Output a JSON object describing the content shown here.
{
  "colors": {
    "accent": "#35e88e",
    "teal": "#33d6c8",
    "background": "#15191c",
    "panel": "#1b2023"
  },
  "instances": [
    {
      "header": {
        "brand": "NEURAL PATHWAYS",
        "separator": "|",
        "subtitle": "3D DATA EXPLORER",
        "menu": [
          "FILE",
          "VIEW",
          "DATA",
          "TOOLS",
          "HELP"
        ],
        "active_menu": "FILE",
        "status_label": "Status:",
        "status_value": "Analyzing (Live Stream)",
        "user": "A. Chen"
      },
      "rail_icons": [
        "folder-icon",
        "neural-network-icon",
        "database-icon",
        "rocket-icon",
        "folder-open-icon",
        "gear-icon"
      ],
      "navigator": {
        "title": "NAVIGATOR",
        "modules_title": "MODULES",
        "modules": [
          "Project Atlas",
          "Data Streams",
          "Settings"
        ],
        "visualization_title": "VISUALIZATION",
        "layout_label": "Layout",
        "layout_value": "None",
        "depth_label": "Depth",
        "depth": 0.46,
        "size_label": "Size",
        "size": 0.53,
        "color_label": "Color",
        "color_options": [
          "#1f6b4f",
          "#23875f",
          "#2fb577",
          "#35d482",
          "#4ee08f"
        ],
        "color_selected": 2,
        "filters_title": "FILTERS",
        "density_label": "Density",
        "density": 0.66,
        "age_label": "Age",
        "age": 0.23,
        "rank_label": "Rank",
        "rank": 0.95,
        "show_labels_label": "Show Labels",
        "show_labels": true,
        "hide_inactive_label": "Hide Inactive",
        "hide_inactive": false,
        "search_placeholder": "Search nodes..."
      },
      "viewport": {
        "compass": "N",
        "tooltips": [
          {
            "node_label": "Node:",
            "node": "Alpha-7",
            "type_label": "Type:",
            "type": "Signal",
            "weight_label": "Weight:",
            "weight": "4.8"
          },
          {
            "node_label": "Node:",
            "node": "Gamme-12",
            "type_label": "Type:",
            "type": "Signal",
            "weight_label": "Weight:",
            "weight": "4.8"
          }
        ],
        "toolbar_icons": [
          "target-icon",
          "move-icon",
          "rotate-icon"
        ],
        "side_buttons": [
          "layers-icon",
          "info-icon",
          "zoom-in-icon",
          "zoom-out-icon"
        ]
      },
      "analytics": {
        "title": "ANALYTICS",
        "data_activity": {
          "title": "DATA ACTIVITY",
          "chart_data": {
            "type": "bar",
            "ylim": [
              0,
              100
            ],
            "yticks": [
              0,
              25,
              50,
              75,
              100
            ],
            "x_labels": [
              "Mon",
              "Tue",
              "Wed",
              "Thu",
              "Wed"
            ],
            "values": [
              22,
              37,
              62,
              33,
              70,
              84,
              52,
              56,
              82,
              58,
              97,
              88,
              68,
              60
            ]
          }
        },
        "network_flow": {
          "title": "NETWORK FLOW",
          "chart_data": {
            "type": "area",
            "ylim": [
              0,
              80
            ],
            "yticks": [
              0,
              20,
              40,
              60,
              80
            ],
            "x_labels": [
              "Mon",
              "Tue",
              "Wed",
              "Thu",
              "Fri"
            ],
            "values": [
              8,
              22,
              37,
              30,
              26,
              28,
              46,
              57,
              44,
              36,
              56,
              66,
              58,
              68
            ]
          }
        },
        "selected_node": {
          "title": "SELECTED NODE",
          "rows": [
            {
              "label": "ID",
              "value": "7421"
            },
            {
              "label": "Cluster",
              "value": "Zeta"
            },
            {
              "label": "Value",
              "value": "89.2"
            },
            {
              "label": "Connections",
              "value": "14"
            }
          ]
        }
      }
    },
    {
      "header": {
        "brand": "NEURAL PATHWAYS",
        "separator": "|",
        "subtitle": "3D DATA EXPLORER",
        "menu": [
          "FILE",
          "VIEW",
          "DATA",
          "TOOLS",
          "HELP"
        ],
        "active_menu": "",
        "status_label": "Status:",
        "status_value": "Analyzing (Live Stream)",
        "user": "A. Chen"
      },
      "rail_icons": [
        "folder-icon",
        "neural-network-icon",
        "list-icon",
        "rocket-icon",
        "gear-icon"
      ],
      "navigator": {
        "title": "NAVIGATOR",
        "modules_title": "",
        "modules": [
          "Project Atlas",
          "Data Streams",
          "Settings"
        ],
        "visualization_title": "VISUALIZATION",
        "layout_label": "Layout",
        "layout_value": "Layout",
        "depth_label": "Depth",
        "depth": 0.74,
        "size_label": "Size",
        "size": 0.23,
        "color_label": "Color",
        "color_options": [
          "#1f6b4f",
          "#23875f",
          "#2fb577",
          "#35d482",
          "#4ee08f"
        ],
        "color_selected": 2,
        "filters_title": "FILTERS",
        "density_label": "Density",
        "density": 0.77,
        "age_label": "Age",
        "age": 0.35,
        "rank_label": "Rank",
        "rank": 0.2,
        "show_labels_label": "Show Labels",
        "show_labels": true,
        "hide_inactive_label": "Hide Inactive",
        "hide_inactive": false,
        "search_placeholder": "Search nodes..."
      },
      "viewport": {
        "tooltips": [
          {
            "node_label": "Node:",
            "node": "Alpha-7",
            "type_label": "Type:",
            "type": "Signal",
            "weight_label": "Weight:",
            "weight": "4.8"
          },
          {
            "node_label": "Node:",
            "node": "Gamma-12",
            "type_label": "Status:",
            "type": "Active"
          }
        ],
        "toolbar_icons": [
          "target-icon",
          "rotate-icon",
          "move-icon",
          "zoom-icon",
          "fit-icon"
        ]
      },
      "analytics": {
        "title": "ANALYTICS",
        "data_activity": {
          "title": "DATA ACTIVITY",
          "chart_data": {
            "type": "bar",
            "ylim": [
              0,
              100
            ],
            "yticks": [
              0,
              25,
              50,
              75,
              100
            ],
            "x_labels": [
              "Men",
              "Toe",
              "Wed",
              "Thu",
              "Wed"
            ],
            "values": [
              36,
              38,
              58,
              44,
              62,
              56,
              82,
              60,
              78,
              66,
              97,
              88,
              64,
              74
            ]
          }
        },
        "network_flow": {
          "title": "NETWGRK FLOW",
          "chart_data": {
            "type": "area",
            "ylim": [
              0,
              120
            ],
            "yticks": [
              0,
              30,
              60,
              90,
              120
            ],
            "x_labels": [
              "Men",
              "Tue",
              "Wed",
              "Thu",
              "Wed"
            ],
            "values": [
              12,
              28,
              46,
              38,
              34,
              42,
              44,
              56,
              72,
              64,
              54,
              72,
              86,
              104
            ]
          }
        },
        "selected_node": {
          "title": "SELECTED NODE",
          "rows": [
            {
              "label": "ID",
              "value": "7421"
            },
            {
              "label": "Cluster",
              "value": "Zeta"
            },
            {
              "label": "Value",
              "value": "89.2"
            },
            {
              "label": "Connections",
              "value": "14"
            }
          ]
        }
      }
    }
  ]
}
++++++
## Stated problem
Above are some records; extract every one of them exactly.

## The response
Output a JSON object describing the content shown here.
{
  "colors": {
    "accent": "#35e88e",
    "teal": "#33d6c8",
    "background": "#15191c",
    "panel": "#1b2023"
  },
  "instances": [
    {
      "header": {
        "brand": "NEURAL PATHWAYS",
        "separator": "|",
        "subtitle": "3D DATA EXPLORER",
        "menu": [
          "FILE",
          "VIEW",
          "DATA",
          "TOOLS",
          "HELP"
        ],
        "active_menu": "FILE",
        "status_label": "Status:",
        "status_value": "Analyzing (Live Stream)",
        "user": "A. Chen"
      },
      "rail_icons": [
        "folder-icon",
        "neural-network-icon",
        "database-icon",
        "rocket-icon",
        "folder-open-icon",
        "gear-icon"
      ],
      "navigator": {
        "title": "NAVIGATOR",
        "modules_title": "MODULES",
        "modules": [
          "Project Atlas",
          "Data Streams",
          "Settings"
        ],
        "visualization_title": "VISUALIZATION",
        "layout_label": "Layout",
        "layout_value": "None",
        "depth_label": "Depth",
        "depth": 0.46,
        "size_label": "Size",
        "size": 0.53,
        "color_label": "Color",
        "color_options": [
          "#1f6b4f",
          "#23875f",
          "#2fb577",
          "#35d482",
          "#4ee08f"
        ],
        "color_selected": 2,
        "filters_title": "FILTERS",
        "density_label": "Density",
        "density": 0.66,
        "age_label": "Age",
        "age": 0.23,
        "rank_label": "Rank",
        "rank": 0.95,
        "show_labels_label": "Show Labels",
        "show_labels": true,
        "hide_inactive_label": "Hide Inactive",
        "hide_inactive": false,
        "search_placeholder": "Search nodes..."
      },
      "viewport": {
        "compass": "N",
        "tooltips": [
          {
            "node_label": "Node:",
            "node": "Alpha-7",
            "type_label": "Type:",
            "type": "Signal",
            "weight_label": "Weight:",
            "weight": "4.8"
          },
          {
            "node_label": "Node:",
            "node": "Gamme-12",
            "type_label": "Type:",
            "type": "Signal",
            "weight_label": "Weight:",
            "weight": "4.8"
          }
        ],
        "toolbar_icons": [
          "target-icon",
          "move-icon",
          "rotate-icon"
        ],
        "side_buttons": [
          "layers-icon",
          "info-icon",
          "zoom-in-icon",
          "zoom-out-icon"
        ]
      },
      "analytics": {
        "title": "ANALYTICS",
        "data_activity": {
          "title": "DATA ACTIVITY",
          "chart_data": {
            "type": "bar",
            "ylim": [
              0,
              100
            ],
            "yticks": [
              0,
              25,
              50,
              75,
              100
            ],
            "x_labels": [
              "Mon",
              "Tue",
              "Wed",
              "Thu",
              "Wed"
            ],
            "values": [
              22,
              37,
              62,
              33,
              70,
              84,
              52,
              56,
              82,
              58,
              97,
              88,
              68,
              60
            ]
          }
        },
        "network_flow": {
          "title": "NETWORK FLOW",
          "chart_data": {
            "type": "area",
            "ylim": [
              0,
              80
            ],
            "yticks": [
              0,
              20,
              40,
              60,
              80
            ],
            "x_labels": [
              "Mon",
              "Tue",
              "Wed",
              "Thu",
              "Fri"
            ],
            "values": [
              8,
              22,
              37,
              30,
              26,
              28,
              46,
              57,
              44,
              36,
              56,
              66,
              58,
              68
            ]
          }
        },
        "selected_node": {
          "title": "SELECTED NODE",
          "rows": [
            {
              "label": "ID",
              "value": "7421"
            },
            {
              "label": "Cluster",
              "value": "Zeta"
            },
            {
              "label": "Value",
              "value": "89.2"
            },
            {
              "label": "Connections",
              "value": "14"
            }
          ]
        }
      }
    },
    {
      "header": {
        "brand": "NEURAL PATHWAYS",
        "separator": "|",
        "subtitle": "3D DATA EXPLORER",
        "menu": [
          "FILE",
          "VIEW",
          "DATA",
          "TOOLS",
          "HELP"
        ],
        "active_menu": "",
        "status_label": "Status:",
        "status_value": "Analyzing (Live Stream)",
        "user": "A. Chen"
      },
      "rail_icons": [
        "folder-icon",
        "neural-network-icon",
        "list-icon",
        "rocket-icon",
        "gear-icon"
      ],
      "navigator": {
        "title": "NAVIGATOR",
        "modules_title": "",
        "modules": [
          "Project Atlas",
          "Data Streams",
          "Settings"
        ],
        "visualization_title": "VISUALIZATION",
        "layout_label": "Layout",
        "layout_value": "Layout",
        "depth_label": "Depth",
        "depth": 0.74,
        "size_label": "Size",
        "size": 0.23,
        "color_label": "Color",
        "color_options": [
          "#1f6b4f",
          "#23875f",
          "#2fb577",
          "#35d482",
          "#4ee08f"
        ],
        "color_selected": 2,
        "filters_title": "FILTERS",
        "density_label": "Density",
        "density": 0.77,
        "age_label": "Age",
        "age": 0.35,
        "rank_label": "Rank",
        "rank": 0.2,
        "show_labels_label": "Show Labels",
        "show_labels": true,
        "hide_inactive_label": "Hide Inactive",
        "hide_inactive": false,
        "search_placeholder": "Search nodes..."
      },
      "viewport": {
        "tooltips": [
          {
            "node_label": "Node:",
            "node": "Alpha-7",
            "type_label": "Type:",
            "type": "Signal",
            "weight_label": "Weight:",
            "weight": "4.8"
          },
          {
            "node_label": "Node:",
            "node": "Gamma-12",
            "type_label": "Status:",
            "type": "Active"
          }
        ],
        "toolbar_icons": [
          "target-icon",
          "rotate-icon",
          "move-icon",
          "zoom-icon",
          "fit-icon"
        ]
      },
      "analytics": {
        "title": "ANALYTICS",
        "data_activity": {
          "title": "DATA ACTIVITY",
          "chart_data": {
            "type": "bar",
            "ylim": [
              0,
              100
            ],
            "yticks": [
              0,
              25,
              50,
              75,
              100
            ],
            "x_labels": [
              "Men",
              "Toe",
              "Wed",
              "Thu",
              "Wed"
            ],
            "values": [
              36,
              38,
              58,
              44,
              62,
              56,
              82,
              60,
              78,
              66,
              97,
              88,
              64,
              74
            ]
          }
        },
        "network_flow": {
          "title": "NETWGRK FLOW",
          "chart_data": {
            "type": "area",
            "ylim": [
              0,
              120
            ],
            "yticks": [
              0,
              30,
              60,
              90,
              120
            ],
            "x_labels": [
              "Men",
              "Tue",
              "Wed",
              "Thu",
              "Wed"
            ],
            "values": [
              12,
              28,
              46,
              38,
              34,
              42,
              44,
              56,
              72,
              64,
              54,
              72,
              86,
              104
            ]
          }
        },
        "selected_node": {
          "title": "SELECTED NODE",
          "rows": [
            {
              "label": "ID",
              "value": "7421"
            },
            {
              "label": "Cluster",
              "value": "Zeta"
            },
            {
              "label": "Value",
              "value": "89.2"
            },
            {
              "label": "Connections",
              "value": "14"
            }
          ]
        }
      }
    }
  ]
}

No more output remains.